• [Stated exercise]: Report only the number of lines in this material that include "screenshot".

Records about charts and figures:

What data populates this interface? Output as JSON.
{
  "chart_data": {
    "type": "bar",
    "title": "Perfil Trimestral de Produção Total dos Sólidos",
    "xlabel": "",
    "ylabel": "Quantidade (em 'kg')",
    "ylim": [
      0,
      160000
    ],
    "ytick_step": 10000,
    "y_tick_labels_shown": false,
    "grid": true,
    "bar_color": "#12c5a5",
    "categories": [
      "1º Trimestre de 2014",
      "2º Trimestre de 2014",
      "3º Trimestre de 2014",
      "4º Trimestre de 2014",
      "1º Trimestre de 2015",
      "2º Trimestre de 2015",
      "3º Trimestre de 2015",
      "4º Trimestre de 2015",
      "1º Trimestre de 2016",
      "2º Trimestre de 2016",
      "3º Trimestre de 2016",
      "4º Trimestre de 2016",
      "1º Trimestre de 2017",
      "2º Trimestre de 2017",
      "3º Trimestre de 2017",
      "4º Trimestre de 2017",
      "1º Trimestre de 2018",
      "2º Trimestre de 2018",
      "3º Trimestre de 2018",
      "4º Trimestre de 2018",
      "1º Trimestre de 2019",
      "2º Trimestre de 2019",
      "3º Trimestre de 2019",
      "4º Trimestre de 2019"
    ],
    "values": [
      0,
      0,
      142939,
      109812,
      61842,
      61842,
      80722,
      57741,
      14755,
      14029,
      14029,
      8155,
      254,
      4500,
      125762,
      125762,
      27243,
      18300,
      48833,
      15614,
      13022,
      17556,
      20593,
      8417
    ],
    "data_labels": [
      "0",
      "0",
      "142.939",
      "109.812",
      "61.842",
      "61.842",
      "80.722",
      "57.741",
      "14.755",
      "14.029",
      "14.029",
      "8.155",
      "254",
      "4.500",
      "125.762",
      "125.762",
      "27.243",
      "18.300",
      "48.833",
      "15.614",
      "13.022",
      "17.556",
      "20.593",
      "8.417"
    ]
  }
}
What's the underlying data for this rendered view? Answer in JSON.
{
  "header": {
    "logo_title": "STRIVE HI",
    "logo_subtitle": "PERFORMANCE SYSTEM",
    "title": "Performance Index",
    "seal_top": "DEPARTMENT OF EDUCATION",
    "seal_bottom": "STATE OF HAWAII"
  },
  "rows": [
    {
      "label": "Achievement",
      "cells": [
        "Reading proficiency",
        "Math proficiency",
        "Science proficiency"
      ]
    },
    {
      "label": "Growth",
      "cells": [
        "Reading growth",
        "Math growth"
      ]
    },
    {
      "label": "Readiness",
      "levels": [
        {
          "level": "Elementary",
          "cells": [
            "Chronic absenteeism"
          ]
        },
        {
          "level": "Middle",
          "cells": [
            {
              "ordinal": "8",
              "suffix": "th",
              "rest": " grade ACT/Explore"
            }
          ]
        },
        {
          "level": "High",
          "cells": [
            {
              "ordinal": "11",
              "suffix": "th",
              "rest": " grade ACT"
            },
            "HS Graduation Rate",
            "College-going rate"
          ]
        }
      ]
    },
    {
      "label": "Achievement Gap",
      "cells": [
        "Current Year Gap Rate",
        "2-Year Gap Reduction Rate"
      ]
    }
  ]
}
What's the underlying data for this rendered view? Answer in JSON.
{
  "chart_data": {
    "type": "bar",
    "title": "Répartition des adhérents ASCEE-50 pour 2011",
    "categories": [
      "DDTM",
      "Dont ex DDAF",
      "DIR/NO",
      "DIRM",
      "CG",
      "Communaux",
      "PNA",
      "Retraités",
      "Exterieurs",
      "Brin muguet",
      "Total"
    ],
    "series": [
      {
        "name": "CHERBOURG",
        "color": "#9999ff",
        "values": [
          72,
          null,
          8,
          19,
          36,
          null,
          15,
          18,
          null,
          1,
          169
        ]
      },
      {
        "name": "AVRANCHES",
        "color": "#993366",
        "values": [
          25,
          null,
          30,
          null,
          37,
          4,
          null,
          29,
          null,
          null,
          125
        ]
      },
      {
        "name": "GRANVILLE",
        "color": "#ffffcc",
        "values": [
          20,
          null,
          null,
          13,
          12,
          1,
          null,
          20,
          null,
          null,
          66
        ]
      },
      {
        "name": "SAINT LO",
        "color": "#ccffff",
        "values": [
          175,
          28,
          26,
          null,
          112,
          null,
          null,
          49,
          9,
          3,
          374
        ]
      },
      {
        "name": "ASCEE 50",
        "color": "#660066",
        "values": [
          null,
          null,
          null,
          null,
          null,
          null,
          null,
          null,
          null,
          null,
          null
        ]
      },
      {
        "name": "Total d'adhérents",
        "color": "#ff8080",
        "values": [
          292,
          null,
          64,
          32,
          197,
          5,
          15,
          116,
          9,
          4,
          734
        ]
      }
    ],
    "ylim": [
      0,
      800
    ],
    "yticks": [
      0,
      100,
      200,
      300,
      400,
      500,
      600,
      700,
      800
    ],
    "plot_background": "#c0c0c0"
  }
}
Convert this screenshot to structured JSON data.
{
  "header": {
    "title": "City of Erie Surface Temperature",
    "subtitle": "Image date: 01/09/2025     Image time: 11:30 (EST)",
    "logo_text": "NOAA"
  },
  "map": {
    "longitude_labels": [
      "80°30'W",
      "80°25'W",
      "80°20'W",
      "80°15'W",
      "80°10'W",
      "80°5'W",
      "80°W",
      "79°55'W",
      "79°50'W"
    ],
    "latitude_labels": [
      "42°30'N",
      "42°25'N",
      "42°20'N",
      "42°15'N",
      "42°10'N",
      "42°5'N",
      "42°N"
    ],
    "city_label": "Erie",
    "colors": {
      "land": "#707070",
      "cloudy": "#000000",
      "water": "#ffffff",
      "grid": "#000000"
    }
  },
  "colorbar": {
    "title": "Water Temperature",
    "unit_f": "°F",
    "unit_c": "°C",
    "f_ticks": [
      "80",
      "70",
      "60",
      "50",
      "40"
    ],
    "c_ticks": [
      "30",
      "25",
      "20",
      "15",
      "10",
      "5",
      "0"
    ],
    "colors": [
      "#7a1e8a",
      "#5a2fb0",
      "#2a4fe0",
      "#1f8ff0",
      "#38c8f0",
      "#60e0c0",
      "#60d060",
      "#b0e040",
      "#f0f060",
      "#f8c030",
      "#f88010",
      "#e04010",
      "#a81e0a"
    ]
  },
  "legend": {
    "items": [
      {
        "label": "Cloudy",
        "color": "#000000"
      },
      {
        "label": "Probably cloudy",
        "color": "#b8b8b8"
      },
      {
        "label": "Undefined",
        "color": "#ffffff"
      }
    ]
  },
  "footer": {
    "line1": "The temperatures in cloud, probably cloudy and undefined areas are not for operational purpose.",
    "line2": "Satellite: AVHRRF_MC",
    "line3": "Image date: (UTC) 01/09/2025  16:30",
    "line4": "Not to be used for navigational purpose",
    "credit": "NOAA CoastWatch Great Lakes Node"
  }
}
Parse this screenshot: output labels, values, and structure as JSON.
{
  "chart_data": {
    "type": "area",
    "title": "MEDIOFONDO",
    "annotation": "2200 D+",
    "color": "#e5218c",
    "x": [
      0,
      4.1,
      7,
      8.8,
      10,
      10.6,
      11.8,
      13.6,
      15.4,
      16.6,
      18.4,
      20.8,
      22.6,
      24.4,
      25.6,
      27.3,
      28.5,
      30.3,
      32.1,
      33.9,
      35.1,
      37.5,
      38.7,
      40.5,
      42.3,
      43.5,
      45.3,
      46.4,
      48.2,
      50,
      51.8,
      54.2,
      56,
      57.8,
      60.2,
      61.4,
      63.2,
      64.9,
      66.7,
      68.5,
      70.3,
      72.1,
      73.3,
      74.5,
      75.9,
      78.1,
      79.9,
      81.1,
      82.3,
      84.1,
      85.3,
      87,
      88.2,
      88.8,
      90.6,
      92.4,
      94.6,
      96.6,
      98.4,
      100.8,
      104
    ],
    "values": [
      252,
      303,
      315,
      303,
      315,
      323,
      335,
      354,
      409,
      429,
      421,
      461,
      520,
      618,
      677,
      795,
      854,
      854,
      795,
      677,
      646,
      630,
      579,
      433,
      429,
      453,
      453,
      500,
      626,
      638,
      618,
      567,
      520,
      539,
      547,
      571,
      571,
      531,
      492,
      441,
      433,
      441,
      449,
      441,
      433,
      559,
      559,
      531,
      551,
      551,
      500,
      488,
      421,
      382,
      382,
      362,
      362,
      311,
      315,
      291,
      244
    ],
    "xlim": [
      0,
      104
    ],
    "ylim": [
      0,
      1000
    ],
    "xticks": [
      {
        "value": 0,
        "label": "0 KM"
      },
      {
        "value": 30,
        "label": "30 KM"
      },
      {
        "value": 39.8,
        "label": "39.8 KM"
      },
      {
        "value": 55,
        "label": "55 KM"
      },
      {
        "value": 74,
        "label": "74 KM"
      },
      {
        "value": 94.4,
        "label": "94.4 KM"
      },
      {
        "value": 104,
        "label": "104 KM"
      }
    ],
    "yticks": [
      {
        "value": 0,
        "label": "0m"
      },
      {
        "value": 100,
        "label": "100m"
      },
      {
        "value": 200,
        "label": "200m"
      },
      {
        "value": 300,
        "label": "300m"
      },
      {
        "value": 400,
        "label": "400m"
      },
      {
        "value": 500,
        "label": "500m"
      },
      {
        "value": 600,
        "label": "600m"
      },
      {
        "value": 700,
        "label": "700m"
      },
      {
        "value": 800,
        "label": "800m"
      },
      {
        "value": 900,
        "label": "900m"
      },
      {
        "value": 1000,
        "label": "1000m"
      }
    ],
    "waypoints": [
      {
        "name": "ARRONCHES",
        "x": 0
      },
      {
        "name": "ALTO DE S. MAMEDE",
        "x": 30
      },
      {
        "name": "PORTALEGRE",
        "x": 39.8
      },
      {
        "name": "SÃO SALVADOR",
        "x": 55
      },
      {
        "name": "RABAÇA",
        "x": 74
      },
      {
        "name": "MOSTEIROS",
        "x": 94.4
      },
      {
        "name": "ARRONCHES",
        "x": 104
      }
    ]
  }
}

• [Solved exercise]: 2